> _Aim of the exercise_: Search the listing below for the string "年度镇江市社科应用研究" and show each line that contains it.

> _Data provided_:
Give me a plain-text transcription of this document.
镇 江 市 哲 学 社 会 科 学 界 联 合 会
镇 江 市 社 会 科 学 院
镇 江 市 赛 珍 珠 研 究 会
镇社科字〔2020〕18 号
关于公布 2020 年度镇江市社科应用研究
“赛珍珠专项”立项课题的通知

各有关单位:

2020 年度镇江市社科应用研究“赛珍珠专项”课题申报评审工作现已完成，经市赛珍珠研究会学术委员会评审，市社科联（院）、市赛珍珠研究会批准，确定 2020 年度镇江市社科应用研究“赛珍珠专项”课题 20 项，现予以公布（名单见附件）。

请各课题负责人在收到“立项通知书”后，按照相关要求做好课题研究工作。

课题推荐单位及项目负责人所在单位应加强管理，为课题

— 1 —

> _Exercise result_:
关于公布 2020 年度镇江市社科应用研究
2020 年度镇江市社科应用研究“赛珍珠专项”课题申报评审工作现已完成，经市赛珍珠研究会学术委员会评审，市社科联（院）、市赛珍珠研究会批准，确定 2020 年度镇江市社科应用研究“赛珍珠专项”课题 20 项，现予以公布（名单见附件）。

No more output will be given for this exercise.